Entries supplied:
Start
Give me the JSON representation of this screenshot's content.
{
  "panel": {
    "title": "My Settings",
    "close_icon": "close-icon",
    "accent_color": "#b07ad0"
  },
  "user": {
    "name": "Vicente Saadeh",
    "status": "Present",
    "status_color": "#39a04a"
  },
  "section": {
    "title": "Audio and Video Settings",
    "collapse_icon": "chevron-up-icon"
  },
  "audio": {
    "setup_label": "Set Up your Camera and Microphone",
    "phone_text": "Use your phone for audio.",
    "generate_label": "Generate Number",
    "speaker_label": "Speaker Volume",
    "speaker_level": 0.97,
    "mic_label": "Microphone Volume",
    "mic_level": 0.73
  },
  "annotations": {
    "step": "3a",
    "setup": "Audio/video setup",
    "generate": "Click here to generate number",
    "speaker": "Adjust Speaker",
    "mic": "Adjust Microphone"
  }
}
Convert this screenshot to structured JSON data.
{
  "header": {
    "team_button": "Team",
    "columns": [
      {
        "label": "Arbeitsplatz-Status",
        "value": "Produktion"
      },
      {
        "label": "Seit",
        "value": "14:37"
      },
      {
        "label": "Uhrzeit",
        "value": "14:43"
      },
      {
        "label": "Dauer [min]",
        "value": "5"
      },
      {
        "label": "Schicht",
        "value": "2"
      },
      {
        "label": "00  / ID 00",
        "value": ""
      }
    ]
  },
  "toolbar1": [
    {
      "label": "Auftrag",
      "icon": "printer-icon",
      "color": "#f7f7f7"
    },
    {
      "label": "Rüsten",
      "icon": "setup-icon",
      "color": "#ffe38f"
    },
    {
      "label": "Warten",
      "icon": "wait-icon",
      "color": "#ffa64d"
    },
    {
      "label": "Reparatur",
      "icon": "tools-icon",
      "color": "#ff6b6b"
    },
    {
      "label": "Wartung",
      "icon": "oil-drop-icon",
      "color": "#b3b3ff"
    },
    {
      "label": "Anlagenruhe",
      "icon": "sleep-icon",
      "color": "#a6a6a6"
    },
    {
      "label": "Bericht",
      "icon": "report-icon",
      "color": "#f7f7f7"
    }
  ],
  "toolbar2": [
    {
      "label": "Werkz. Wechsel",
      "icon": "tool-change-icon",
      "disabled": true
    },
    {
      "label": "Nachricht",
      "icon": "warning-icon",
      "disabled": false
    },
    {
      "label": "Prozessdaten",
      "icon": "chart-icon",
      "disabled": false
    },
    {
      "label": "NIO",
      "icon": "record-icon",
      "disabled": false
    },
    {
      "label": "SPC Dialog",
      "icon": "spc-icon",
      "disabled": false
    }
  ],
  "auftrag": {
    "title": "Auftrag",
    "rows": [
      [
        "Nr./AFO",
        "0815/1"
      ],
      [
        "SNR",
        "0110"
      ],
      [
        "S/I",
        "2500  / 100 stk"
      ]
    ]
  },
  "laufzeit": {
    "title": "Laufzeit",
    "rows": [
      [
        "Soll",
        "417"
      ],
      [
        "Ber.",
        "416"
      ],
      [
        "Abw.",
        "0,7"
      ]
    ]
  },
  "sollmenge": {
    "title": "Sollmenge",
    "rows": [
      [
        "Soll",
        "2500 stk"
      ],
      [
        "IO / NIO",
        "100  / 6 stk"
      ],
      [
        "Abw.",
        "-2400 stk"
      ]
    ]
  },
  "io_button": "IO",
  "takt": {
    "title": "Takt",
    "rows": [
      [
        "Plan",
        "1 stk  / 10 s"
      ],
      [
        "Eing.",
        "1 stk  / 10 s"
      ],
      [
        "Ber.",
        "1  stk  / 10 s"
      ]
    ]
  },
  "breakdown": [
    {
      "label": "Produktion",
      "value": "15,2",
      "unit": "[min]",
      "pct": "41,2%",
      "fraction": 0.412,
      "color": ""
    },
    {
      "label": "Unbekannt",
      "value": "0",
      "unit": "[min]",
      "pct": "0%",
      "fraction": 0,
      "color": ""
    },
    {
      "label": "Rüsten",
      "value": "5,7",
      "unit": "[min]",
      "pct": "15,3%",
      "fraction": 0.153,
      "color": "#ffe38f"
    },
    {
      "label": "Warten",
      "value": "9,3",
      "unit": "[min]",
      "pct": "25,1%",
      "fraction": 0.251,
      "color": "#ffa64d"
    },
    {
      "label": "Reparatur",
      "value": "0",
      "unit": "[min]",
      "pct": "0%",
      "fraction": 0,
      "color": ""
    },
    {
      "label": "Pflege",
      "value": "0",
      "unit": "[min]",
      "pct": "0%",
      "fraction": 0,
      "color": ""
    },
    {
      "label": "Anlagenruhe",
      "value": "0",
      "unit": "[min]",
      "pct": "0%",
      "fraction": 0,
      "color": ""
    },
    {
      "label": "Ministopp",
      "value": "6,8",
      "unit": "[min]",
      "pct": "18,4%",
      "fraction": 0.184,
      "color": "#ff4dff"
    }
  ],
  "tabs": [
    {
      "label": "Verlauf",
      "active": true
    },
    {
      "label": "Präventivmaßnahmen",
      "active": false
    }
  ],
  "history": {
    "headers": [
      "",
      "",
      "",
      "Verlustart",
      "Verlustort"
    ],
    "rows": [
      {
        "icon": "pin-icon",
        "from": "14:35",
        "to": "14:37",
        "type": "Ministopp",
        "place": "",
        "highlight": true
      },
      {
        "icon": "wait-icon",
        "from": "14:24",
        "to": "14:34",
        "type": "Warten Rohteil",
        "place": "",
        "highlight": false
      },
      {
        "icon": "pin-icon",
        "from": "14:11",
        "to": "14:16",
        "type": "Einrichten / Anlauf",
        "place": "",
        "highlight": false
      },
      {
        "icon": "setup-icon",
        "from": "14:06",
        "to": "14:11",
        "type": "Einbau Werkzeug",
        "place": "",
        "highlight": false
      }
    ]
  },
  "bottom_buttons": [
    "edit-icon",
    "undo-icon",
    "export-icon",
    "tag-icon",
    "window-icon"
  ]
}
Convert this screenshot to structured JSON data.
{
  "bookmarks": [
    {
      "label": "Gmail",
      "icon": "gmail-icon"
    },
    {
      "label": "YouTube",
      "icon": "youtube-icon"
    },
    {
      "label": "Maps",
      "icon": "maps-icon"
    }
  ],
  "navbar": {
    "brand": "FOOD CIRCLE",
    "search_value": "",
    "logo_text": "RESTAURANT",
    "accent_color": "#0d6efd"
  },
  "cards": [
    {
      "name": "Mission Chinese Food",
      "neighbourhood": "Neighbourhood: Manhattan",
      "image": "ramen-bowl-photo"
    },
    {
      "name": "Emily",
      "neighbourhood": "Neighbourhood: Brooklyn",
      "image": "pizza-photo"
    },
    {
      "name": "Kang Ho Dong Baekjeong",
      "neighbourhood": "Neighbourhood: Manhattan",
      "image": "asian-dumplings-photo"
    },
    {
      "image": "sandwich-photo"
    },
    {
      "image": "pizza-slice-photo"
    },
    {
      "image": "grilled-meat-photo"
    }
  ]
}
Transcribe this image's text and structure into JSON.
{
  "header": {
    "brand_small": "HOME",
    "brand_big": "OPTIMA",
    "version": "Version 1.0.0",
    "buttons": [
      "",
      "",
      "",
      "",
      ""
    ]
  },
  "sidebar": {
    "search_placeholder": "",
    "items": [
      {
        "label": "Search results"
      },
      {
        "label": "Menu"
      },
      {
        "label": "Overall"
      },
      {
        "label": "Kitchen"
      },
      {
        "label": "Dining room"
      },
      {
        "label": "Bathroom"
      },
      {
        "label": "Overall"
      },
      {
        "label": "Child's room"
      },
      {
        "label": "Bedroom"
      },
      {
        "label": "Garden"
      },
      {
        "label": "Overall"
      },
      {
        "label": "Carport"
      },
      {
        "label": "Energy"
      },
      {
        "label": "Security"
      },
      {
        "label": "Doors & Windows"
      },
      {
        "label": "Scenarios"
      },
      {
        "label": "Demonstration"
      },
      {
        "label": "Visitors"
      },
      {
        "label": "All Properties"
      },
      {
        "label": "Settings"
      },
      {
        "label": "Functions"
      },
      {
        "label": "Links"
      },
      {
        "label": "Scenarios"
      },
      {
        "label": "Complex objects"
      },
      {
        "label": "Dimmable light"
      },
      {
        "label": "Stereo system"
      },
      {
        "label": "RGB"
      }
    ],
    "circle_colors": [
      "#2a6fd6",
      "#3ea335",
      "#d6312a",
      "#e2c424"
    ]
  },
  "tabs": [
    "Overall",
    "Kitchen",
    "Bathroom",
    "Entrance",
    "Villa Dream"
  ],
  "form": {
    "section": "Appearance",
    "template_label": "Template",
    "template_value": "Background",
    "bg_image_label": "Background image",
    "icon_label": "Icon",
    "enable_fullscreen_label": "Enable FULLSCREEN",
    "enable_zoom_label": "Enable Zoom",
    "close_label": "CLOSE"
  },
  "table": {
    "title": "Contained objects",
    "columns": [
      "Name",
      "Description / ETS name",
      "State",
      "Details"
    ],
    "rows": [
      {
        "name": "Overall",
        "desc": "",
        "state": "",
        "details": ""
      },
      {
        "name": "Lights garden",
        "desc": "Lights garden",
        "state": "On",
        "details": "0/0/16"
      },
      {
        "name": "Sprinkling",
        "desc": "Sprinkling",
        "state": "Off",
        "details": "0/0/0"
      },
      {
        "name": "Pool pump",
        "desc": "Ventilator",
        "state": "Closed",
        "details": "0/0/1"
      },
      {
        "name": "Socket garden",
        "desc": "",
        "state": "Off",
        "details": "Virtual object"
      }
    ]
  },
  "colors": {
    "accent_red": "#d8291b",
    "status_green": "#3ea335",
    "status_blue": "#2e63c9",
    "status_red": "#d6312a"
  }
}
End
Task to complete: In the listing above, how many lines include the word "Volume"? Answer with the number and nothing more.

Complete response: 2